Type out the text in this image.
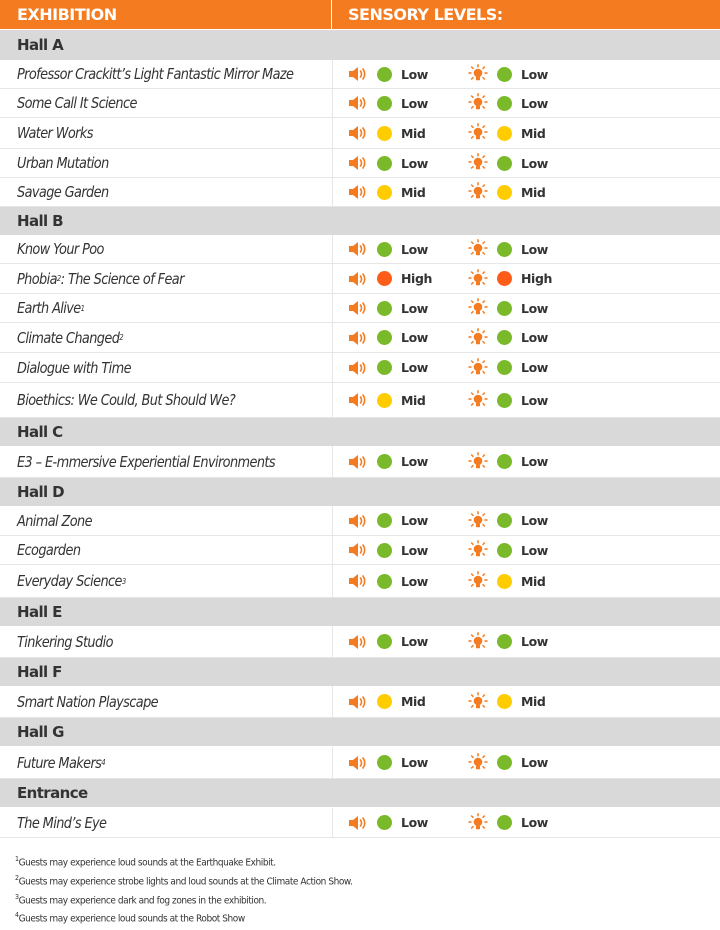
EXHIBITION	SENSORY LEVELS:
Hall A
Professor Crackitt’s Light Fantastic Mirror Maze	Low	Low
Some Call It Science	Low	Low
Water Works	Mid	Mid
Urban Mutation	Low	Low
Savage Garden	Mid	Mid
Hall B
Know Your Poo	Low	Low
Phobia 2 : The Science of Fear	High	High
Earth Alive 1	Low	Low
Climate Changed 2	Low	Low
Dialogue with Time	Low	Low
Bioethics: We Could, But Should We?	Mid	Low
Hall C
E3 – E-mmersive Experiential Environments	Low	Low
Hall D
Animal Zone	Low	Low
Ecogarden	Low	Low
Everyday Science 3	Low	Mid
Hall E
Tinkering Studio	Low	Low
Hall F
Smart Nation Playscape	Mid	Mid
Hall G
Future Makers 4	Low	Low
Entrance
The Mind’s Eye	Low	Low
$^1$Guests may experience loud sounds at the Earthquake Exhibit.
$^2$Guests may experience strobe lights and loud sounds at the Climate Action Show.
$^3$Guests may experience dark and fog zones in the exhibition.
$^4$Guests may experience loud sounds at the Robot Show
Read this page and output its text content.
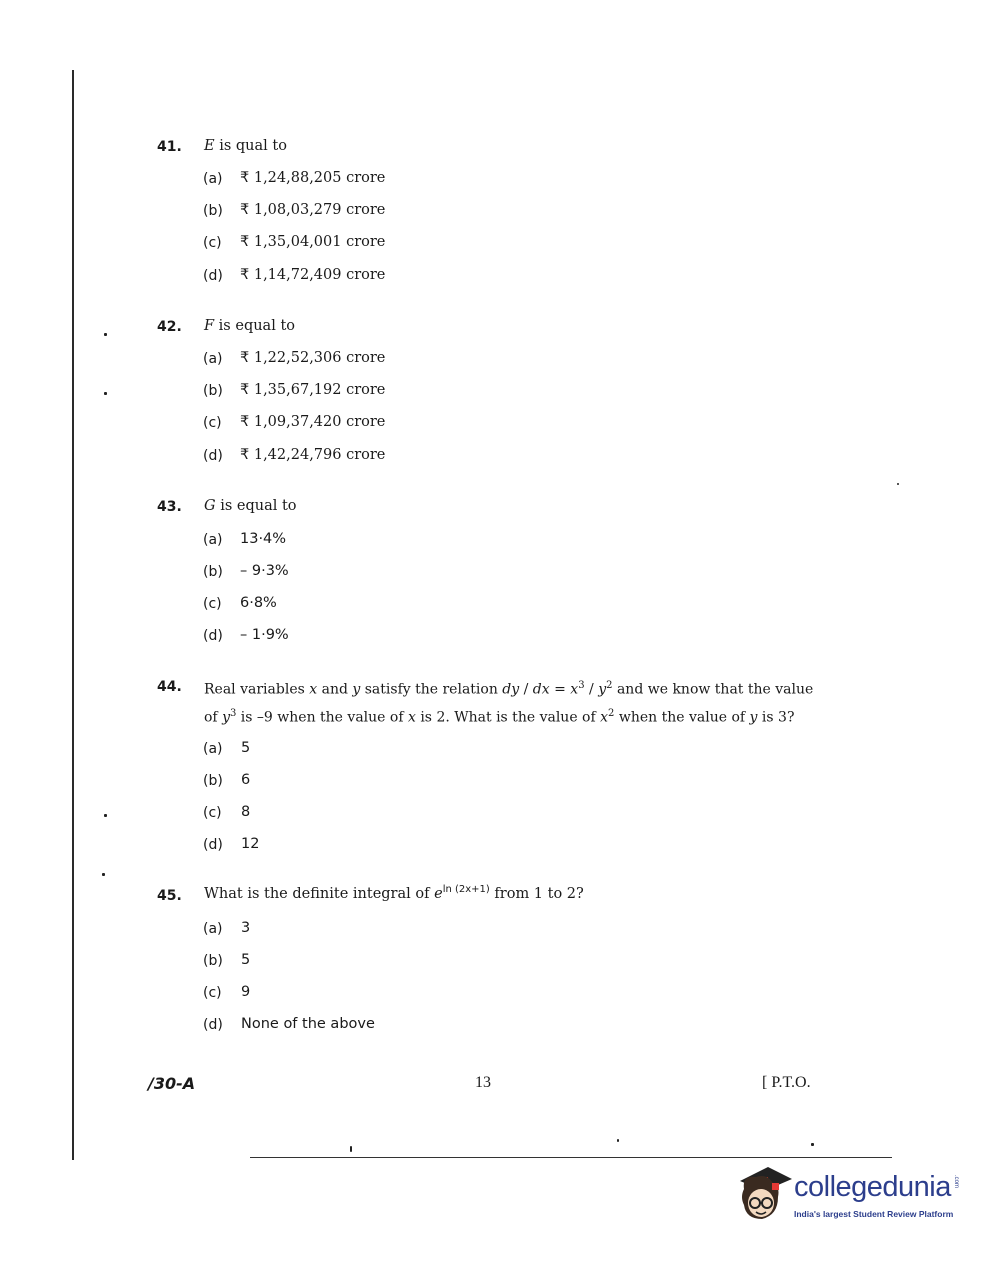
41. E is qual to
(a) ₹ 1,24,88,205 crore
(b) ₹ 1,08,03,279 crore
(c) ₹ 1,35,04,001 crore
(d) ₹ 1,14,72,409 crore
42. F is equal to
(a) ₹ 1,22,52,306 crore
(b) ₹ 1,35,67,192 crore
(c) ₹ 1,09,37,420 crore
(d) ₹ 1,42,24,796 crore
43. G is equal to
(a) 13·4%
(b) – 9·3%
(c) 6·8%
(d) – 1·9%
44. Real variables x and y satisfy the relation dy / dx = $x^3 / y^2$ and we know that the value
of $y^3$ is –9 when the value of x is 2. What is the value of $x^2$ when the value of y is 3?
(a) 5
(b) 6
(c) 8
(d) 12
45. What is the definite integral of $e^{ln (2x+1)}$ from 1 to 2?
(a) 3
(b) 5
(c) 9
(d) None of the above
/30-A	13	[ P.T.O.
collegedunia .com
India's largest Student Review Platform
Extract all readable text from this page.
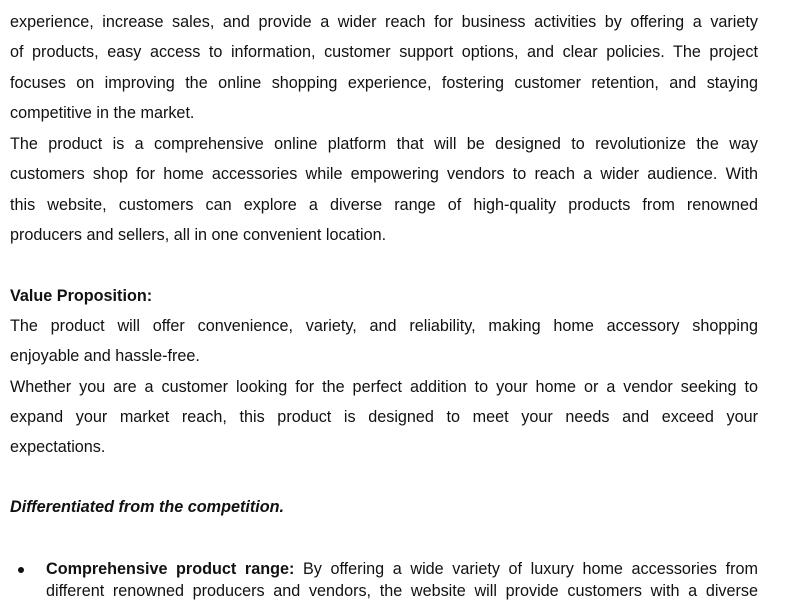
experience, increase sales, and provide a wider reach for business activities by offering a variety
of products, easy access to information, customer support options, and clear policies. The project
focuses on improving the online shopping experience, fostering customer retention, and staying
competitive in the market.
The product is a comprehensive online platform that will be designed to revolutionize the way
customers shop for home accessories while empowering vendors to reach a wider audience. With
this website, customers can explore a diverse range of high-quality products from renowned
producers and sellers, all in one convenient location.
Value Proposition:
The product will offer convenience, variety, and reliability, making home accessory shopping
enjoyable and hassle-free.
Whether you are a customer looking for the perfect addition to your home or a vendor seeking to
expand your market reach, this product is designed to meet your needs and exceed your
expectations.
Differentiated from the competition.
Comprehensive product range: By offering a wide variety of luxury home accessories from
different renowned producers and vendors, the website will provide customers with a diverse
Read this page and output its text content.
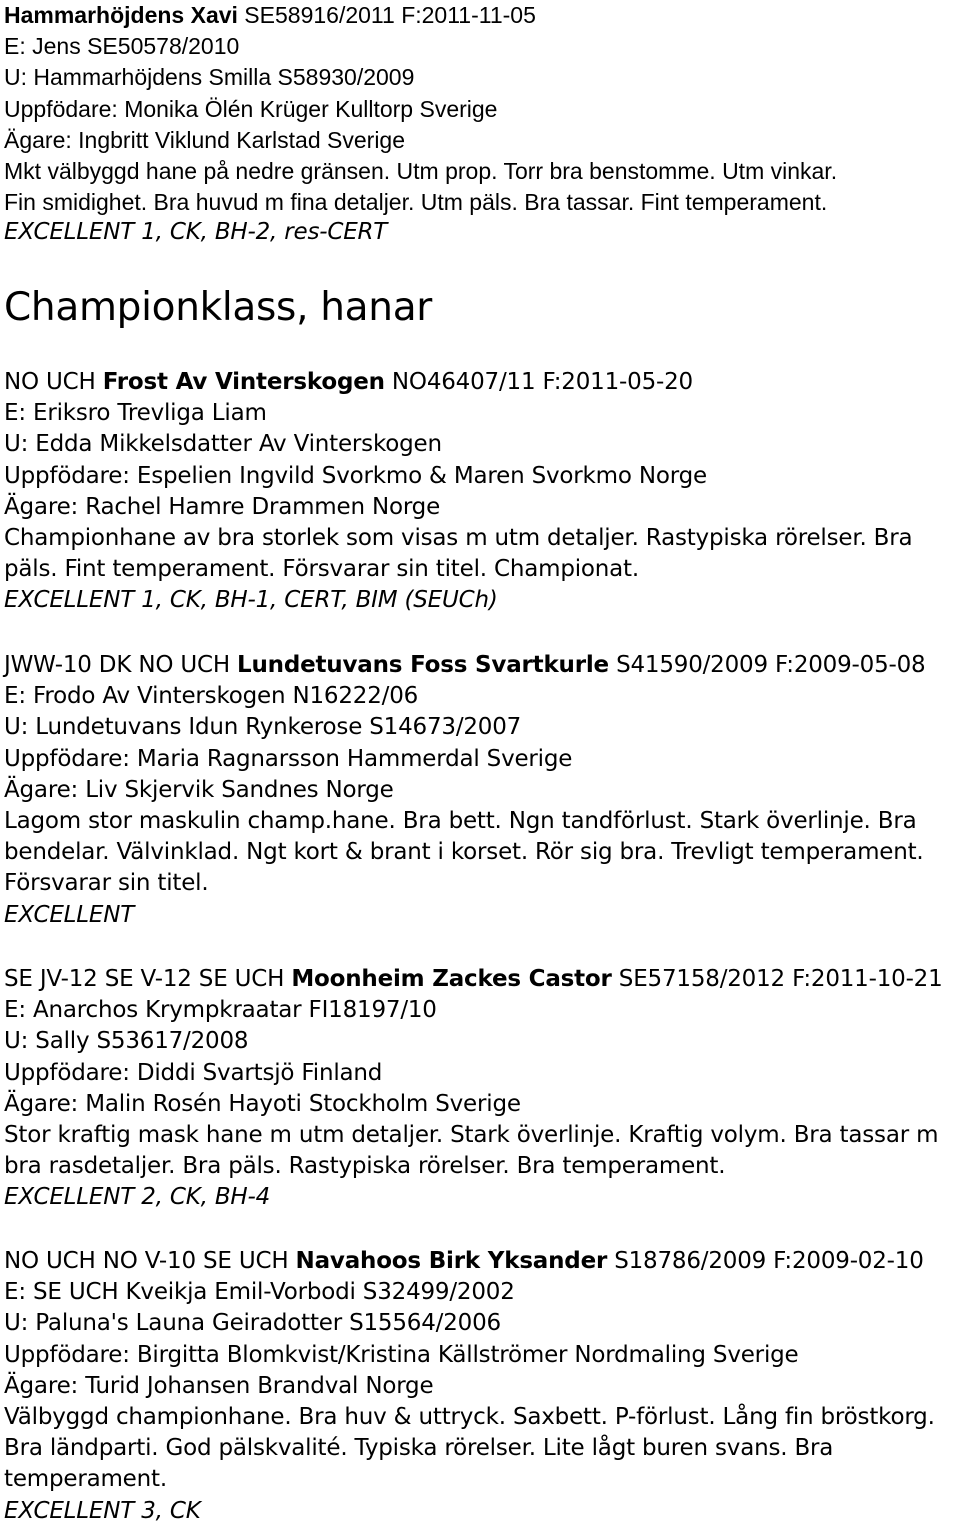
Hammarhöjdens Xavi SE58916/2011 F:2011-11-05
E: Jens SE50578/2010
U: Hammarhöjdens Smilla S58930/2009
Uppfödare: Monika Ölén Krüger Kulltorp Sverige
Ägare: Ingbritt Viklund Karlstad Sverige
Mkt välbyggd hane på nedre gränsen. Utm prop. Torr bra benstomme. Utm vinkar.
Fin smidighet. Bra huvud m fina detaljer. Utm päls. Bra tassar. Fint temperament.
EXCELLENT 1, CK, BH-2, res-CERT
Championklass, hanar
NO UCH Frost Av Vinterskogen NO46407/11 F:2011-05-20
E: Eriksro Trevliga Liam
U: Edda Mikkelsdatter Av Vinterskogen
Uppfödare: Espelien Ingvild Svorkmo & Maren Svorkmo Norge
Ägare: Rachel Hamre Drammen Norge
Championhane av bra storlek som visas m utm detaljer. Rastypiska rörelser. Bra
päls. Fint temperament. Försvarar sin titel. Championat.
EXCELLENT 1, CK, BH-1, CERT, BIM (SEUCh)
JWW-10 DK NO UCH Lundetuvans Foss Svartkurle S41590/2009 F:2009-05-08
E: Frodo Av Vinterskogen N16222/06
U: Lundetuvans Idun Rynkerose S14673/2007
Uppfödare: Maria Ragnarsson Hammerdal Sverige
Ägare: Liv Skjervik Sandnes Norge
Lagom stor maskulin champ.hane. Bra bett. Ngn tandförlust. Stark överlinje. Bra
bendelar. Välvinklad. Ngt kort & brant i korset. Rör sig bra. Trevligt temperament.
Försvarar sin titel.
EXCELLENT
SE JV-12 SE V-12 SE UCH Moonheim Zackes Castor SE57158/2012 F:2011-10-21
E: Anarchos Krympkraatar FI18197/10
U: Sally S53617/2008
Uppfödare: Diddi Svartsjö Finland
Ägare: Malin Rosén Hayoti Stockholm Sverige
Stor kraftig mask hane m utm detaljer. Stark överlinje. Kraftig volym. Bra tassar m
bra rasdetaljer. Bra päls. Rastypiska rörelser. Bra temperament.
EXCELLENT 2, CK, BH-4
NO UCH NO V-10 SE UCH Navahoos Birk Yksander S18786/2009 F:2009-02-10
E: SE UCH Kveikja Emil-Vorbodi S32499/2002
U: Paluna's Launa Geiradotter S15564/2006
Uppfödare: Birgitta Blomkvist/Kristina Källströmer Nordmaling Sverige
Ägare: Turid Johansen Brandval Norge
Välbyggd championhane. Bra huv & uttryck. Saxbett. P-förlust. Lång fin bröstkorg.
Bra ländparti. God pälskvalité. Typiska rörelser. Lite lågt buren svans. Bra
temperament.
EXCELLENT 3, CK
______________________________
■ TASK DESCRIPTION
List each line holding the string "Show".

■ FINAL RESULT
$^2$Guests may experience strobe lights and loud sounds at the Climate Action Show.
$^4$Guests may experience loud sounds at the Robot Show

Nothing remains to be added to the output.